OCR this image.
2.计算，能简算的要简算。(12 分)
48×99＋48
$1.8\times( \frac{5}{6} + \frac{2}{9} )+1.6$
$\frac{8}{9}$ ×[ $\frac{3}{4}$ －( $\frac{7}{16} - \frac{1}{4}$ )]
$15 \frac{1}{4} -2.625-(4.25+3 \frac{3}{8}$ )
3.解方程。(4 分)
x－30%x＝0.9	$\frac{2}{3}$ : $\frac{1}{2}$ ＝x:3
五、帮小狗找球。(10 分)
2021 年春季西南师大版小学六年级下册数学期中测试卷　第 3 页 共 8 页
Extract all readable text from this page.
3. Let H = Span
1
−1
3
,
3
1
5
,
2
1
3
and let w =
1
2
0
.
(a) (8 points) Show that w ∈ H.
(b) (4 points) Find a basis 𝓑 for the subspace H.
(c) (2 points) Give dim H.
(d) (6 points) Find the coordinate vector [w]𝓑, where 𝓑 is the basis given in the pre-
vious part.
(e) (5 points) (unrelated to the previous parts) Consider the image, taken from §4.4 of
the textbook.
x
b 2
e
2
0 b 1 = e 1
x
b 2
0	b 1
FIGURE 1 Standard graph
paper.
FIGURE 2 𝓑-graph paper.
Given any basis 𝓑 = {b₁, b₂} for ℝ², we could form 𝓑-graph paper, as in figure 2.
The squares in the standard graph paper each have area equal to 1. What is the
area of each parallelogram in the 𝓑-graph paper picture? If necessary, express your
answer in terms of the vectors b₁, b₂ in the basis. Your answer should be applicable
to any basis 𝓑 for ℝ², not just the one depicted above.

- **Task details**
From the entries above, copy every line containing the word "area".

- **The answer**
The squares in the standard graph paper each have area equal to 1. What is the
area of each parallelogram in the 𝓑-graph paper picture? If necessary, express your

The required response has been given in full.